» **To do**: Find every item below that contains the string "symbol", and copy each of those lines in full.

» **Extracted material**:
>>>>

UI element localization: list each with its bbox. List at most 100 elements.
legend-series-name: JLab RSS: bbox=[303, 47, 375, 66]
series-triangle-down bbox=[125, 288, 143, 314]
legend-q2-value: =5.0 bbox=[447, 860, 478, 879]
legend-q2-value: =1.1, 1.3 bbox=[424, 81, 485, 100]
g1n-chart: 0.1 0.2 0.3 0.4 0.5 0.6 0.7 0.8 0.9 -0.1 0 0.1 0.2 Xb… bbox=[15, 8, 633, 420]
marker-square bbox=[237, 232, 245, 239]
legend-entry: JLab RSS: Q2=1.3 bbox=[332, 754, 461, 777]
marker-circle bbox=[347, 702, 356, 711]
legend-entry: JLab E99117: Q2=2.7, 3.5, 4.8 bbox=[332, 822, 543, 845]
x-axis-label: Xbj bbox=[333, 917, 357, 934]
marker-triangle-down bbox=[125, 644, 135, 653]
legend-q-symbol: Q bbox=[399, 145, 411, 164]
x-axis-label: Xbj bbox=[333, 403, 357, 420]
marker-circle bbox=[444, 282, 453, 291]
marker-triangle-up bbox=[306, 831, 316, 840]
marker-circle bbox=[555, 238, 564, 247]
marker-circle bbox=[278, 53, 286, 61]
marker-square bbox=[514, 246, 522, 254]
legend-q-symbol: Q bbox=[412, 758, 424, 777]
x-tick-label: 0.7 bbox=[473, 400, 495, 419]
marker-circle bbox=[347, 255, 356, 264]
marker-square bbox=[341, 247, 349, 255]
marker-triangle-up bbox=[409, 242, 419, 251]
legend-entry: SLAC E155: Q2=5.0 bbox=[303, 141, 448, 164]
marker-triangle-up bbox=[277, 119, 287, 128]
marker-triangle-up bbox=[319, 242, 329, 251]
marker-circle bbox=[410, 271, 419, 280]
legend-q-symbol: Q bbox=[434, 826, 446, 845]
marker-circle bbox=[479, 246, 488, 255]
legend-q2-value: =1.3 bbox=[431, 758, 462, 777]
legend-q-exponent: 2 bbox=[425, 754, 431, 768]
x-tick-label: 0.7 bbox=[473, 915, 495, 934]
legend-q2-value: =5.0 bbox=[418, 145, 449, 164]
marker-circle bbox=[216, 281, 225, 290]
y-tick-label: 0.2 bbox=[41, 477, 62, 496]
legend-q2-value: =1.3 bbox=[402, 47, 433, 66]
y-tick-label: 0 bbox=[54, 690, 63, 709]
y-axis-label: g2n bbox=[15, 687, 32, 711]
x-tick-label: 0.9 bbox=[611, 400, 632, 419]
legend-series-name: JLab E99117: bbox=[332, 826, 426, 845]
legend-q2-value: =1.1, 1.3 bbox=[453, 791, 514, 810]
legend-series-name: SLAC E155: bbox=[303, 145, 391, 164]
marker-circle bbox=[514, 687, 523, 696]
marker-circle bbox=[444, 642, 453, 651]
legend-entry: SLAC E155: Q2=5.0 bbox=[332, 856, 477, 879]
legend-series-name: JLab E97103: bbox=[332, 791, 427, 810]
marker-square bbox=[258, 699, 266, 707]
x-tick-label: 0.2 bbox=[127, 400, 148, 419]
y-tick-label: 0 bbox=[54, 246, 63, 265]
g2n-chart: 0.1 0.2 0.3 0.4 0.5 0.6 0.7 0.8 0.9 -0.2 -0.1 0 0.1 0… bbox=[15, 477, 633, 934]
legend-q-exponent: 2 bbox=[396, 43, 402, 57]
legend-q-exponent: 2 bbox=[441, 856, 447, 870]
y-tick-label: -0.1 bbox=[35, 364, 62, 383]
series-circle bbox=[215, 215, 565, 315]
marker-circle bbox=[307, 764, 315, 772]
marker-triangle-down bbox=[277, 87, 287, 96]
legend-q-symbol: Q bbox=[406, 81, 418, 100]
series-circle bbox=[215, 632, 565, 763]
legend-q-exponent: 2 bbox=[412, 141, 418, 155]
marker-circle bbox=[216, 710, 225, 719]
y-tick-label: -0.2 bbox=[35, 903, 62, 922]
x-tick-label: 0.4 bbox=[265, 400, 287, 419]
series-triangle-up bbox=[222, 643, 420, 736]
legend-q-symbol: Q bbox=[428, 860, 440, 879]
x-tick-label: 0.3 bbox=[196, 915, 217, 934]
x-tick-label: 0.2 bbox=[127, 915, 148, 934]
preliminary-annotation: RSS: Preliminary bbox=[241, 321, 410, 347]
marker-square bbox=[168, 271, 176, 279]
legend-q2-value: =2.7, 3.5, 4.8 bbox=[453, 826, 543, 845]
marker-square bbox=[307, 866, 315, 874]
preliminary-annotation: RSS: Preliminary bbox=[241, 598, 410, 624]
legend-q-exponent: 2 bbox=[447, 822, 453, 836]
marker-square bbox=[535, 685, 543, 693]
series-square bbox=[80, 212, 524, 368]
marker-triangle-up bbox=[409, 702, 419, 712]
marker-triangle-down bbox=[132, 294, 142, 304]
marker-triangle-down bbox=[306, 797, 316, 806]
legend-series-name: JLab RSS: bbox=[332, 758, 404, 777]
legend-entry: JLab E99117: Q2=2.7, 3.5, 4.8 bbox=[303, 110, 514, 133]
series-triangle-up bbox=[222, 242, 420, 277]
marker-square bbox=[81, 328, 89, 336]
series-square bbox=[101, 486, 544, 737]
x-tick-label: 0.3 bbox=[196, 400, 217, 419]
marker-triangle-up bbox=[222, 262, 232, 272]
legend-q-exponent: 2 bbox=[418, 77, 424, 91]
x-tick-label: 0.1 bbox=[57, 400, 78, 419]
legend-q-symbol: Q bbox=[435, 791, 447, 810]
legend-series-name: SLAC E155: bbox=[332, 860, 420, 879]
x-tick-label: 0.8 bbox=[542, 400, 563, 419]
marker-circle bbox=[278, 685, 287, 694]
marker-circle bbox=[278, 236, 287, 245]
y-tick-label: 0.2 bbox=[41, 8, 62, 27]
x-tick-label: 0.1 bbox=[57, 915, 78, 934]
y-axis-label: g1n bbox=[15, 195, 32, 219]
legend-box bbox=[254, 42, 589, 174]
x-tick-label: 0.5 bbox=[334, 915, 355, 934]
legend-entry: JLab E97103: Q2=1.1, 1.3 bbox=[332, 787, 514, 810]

<<<<

» **Task solution**:
legend-q-symbol: Q bbox=[399, 145, 411, 164]
legend-q-symbol: Q bbox=[412, 758, 424, 777]
legend-q-symbol: Q bbox=[434, 826, 446, 845]
legend-q-symbol: Q bbox=[406, 81, 418, 100]
legend-q-symbol: Q bbox=[428, 860, 440, 879]
legend-q-symbol: Q bbox=[435, 791, 447, 810]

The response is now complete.